A few minutes later JayC wrote:

” . . . Wife and I make ~$250K/year, live in apartment on Westside, and child is on the way. The problem isn’t that we don’t make enough or that our expectations are too high (as Realtors might say). I’ve been living in L.A. my whole life and I DO know what people who make $250K/yr SHOULD be living in. It may not be Beverly Hills, but it sure is more than a 1,500-sq-ft fixer in Sherman Oaks. . . . I’d rather pay $1800/mo to rent a town house than pay $5000K/mo to rent money from the bank that owns the house I ‘bought.’ ”

I’ll put the question to the readers: If you made $250,000 a year, and could afford a down payment, would you buy a home in L.A. right now? If so, where, and for how much, and what do you think you’d get?

-- Peter Viles

-- Rent vs. own for college students

Many colleges are back in session and the bills are coming due. Wondering if you could have cut some corners?

## Written task 1
Please rewrite the entries from the start of the entries through the line holding "option-only-your-groups[interactable]: Show only", inclusive, swapping "checkbox" for "tickbox" and leaving everything else unchanged. Return only those lines.
The rent-versus-buy excerpt and the entries are separate, unrelated material.

Records from a data source

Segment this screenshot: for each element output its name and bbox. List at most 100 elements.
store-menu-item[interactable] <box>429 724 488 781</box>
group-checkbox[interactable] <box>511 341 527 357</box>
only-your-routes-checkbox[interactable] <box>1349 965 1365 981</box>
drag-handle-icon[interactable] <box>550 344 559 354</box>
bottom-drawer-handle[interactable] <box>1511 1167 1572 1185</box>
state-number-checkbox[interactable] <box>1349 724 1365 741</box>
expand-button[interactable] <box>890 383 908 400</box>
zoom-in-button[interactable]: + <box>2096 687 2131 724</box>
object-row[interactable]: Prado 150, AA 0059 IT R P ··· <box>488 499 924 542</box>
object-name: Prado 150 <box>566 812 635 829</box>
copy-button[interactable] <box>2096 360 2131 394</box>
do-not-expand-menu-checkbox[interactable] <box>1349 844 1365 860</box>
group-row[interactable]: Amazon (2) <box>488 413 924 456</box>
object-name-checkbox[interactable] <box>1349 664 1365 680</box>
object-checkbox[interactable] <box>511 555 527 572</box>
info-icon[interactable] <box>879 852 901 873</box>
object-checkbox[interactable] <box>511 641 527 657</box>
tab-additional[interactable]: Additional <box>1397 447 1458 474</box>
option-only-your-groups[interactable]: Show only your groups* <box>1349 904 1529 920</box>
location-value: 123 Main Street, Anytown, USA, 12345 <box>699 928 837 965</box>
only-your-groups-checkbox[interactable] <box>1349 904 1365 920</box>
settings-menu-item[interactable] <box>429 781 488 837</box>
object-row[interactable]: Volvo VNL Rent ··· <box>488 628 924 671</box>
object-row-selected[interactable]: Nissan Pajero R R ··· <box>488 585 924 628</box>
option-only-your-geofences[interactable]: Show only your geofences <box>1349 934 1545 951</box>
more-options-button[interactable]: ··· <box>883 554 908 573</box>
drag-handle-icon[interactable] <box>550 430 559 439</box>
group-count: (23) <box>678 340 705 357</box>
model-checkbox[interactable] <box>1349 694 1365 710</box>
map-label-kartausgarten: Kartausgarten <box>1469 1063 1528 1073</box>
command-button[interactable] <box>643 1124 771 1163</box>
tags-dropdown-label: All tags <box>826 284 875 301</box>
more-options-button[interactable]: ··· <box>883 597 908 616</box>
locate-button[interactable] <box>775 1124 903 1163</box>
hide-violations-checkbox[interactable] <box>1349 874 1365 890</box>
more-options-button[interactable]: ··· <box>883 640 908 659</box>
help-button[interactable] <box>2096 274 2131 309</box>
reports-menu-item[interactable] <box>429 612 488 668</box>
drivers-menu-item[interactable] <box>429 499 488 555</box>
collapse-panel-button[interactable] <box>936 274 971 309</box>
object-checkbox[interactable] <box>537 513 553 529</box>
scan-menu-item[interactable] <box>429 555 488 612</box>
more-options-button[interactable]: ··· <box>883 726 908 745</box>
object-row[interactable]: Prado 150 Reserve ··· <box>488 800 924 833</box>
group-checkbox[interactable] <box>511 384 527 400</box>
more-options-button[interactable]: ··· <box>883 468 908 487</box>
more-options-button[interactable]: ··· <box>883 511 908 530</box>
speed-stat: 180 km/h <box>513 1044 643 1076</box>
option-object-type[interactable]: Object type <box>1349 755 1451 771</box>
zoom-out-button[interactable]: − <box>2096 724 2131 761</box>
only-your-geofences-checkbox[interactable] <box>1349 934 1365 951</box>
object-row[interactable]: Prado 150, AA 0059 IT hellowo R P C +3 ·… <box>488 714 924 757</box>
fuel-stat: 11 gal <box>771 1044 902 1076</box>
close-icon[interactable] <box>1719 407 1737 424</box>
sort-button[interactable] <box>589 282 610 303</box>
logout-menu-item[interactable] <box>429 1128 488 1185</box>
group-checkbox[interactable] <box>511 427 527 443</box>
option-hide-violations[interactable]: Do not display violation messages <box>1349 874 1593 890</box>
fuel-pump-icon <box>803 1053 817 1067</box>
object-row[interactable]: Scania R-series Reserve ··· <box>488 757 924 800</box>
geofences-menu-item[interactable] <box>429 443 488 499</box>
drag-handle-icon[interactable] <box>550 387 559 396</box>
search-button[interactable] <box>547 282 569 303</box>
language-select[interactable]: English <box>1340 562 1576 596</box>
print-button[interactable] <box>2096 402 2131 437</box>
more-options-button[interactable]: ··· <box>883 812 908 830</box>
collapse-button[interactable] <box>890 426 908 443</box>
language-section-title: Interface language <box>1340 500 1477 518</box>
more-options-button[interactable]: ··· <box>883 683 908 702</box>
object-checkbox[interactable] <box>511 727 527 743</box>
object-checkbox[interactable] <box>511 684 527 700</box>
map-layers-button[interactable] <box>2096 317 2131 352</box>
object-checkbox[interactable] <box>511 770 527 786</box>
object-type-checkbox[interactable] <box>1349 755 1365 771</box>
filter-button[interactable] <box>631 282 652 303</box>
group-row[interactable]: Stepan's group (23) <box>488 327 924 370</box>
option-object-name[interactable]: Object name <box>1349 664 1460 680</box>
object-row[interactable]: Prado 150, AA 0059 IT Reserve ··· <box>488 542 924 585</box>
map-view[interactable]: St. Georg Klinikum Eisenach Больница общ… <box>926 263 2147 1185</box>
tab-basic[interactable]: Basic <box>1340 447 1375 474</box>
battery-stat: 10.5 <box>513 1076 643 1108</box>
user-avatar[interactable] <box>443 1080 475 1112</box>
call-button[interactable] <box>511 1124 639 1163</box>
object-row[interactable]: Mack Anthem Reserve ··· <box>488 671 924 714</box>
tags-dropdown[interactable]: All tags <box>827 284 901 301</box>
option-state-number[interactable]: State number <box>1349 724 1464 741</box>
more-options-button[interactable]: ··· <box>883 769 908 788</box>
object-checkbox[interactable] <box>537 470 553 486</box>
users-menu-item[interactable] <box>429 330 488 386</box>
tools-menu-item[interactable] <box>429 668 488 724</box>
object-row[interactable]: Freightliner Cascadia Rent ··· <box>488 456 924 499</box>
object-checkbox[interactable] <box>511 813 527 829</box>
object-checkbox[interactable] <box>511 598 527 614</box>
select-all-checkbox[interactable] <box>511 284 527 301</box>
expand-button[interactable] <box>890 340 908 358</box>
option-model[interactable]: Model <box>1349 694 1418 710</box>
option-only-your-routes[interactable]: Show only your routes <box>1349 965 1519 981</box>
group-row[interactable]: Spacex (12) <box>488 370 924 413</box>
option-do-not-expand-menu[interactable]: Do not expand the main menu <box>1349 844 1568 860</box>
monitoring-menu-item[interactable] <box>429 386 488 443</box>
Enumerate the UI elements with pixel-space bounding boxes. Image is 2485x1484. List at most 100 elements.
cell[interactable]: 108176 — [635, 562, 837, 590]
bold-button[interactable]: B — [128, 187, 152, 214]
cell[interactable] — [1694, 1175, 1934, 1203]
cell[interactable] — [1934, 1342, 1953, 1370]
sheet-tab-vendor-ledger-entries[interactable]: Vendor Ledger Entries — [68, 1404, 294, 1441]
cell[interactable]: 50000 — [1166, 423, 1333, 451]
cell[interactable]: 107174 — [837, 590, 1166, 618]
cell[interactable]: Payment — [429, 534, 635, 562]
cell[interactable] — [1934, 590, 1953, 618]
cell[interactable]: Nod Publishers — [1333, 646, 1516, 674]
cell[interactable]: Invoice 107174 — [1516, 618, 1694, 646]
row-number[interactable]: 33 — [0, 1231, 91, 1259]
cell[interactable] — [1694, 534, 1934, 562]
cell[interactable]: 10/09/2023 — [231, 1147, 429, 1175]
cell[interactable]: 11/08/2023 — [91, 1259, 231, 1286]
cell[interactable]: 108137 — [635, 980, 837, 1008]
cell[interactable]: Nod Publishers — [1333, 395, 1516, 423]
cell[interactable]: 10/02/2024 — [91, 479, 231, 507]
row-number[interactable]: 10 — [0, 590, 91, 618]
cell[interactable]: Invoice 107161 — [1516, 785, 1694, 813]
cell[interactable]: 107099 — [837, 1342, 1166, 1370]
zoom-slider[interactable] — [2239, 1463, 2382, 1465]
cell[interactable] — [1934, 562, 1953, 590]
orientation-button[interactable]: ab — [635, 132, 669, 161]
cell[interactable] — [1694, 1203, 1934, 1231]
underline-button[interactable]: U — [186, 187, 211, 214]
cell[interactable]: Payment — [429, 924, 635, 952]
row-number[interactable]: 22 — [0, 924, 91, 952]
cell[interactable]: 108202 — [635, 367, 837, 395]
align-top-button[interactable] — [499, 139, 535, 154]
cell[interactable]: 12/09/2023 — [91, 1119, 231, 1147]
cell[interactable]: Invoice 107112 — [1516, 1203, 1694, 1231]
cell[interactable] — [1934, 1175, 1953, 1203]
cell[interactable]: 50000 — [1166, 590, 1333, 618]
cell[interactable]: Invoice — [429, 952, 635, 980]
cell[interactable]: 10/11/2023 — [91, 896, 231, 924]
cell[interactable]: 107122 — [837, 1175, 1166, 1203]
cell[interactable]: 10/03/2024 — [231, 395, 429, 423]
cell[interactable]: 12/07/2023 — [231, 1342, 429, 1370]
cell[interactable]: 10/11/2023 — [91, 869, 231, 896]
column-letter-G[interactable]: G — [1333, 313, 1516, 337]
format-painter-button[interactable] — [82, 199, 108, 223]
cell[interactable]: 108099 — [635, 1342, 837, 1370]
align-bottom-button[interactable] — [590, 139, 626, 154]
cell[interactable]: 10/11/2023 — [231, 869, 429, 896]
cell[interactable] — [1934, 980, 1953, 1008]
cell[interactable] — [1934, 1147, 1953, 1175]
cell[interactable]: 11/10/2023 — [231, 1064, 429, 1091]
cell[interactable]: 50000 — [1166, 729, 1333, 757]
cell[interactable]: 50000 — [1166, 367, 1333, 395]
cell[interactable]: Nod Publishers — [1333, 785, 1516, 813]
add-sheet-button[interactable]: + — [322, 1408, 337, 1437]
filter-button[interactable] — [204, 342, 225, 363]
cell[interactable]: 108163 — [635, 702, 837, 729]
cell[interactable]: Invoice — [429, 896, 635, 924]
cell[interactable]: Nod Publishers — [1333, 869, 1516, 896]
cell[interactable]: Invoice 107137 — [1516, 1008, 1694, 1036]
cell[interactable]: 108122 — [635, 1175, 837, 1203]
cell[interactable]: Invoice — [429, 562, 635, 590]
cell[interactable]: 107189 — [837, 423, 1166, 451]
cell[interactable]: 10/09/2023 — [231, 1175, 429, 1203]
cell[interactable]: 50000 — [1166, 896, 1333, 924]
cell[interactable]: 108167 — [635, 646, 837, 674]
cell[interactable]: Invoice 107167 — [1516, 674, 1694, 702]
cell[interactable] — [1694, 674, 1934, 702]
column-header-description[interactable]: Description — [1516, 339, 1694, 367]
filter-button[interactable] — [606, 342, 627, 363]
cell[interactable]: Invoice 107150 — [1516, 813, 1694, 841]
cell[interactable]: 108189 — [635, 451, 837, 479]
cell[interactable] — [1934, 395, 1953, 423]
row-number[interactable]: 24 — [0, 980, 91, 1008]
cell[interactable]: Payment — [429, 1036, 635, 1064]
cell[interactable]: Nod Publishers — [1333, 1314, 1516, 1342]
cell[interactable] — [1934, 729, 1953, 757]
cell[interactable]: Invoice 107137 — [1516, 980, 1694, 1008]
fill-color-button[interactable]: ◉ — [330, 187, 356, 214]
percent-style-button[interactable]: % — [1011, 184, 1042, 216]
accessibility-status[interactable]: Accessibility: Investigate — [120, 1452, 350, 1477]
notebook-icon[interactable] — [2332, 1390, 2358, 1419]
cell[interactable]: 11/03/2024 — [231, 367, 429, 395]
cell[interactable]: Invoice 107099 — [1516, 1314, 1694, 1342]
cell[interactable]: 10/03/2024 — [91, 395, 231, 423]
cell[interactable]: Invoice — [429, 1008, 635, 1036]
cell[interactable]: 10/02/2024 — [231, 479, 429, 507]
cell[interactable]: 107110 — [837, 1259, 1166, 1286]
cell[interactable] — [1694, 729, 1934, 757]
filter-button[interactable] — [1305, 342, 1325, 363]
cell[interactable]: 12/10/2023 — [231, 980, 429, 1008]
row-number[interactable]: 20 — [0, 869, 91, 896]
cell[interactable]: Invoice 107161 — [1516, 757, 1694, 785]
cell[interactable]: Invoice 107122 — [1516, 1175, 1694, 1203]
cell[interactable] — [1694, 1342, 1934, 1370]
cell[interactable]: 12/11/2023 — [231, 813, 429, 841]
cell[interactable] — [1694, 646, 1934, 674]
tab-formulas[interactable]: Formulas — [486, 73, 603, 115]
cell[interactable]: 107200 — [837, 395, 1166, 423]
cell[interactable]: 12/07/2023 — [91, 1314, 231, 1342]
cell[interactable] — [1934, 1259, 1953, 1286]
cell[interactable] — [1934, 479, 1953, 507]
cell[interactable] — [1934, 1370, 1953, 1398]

## Written task 2
Set down, word for word, the part of the rent-versus-buy excerpt between "-- Peter Viles" and "cut some corners?", inclusive.

## Answer 1
Segment this screenshot: for each element output its name and bbox. List at most 100 elements.
store-menu-item[interactable] <box>429 724 488 781</box>
group-tickbox[interactable] <box>511 341 527 357</box>
only-your-routes-tickbox[interactable] <box>1349 965 1365 981</box>
drag-handle-icon[interactable] <box>550 344 559 354</box>
bottom-drawer-handle[interactable] <box>1511 1167 1572 1185</box>
state-number-tickbox[interactable] <box>1349 724 1365 741</box>
expand-button[interactable] <box>890 383 908 400</box>
zoom-in-button[interactable]: + <box>2096 687 2131 724</box>
object-row[interactable]: Prado 150, AA 0059 IT R P ··· <box>488 499 924 542</box>
object-name: Prado 150 <box>566 812 635 829</box>
copy-button[interactable] <box>2096 360 2131 394</box>
do-not-expand-menu-tickbox[interactable] <box>1349 844 1365 860</box>
group-row[interactable]: Amazon (2) <box>488 413 924 456</box>
object-name-tickbox[interactable] <box>1349 664 1365 680</box>
object-tickbox[interactable] <box>511 555 527 572</box>
info-icon[interactable] <box>879 852 901 873</box>
object-tickbox[interactable] <box>511 641 527 657</box>
tab-additional[interactable]: Additional <box>1397 447 1458 474</box>
option-only-your-groups[interactable]: Show only your groups* <box>1349 904 1529 920</box>

## Answer 2
-- Peter Viles

-- Rent vs. own for college students

Many colleges are back in session and the bills are coming due. Wondering if you could have cut some corners?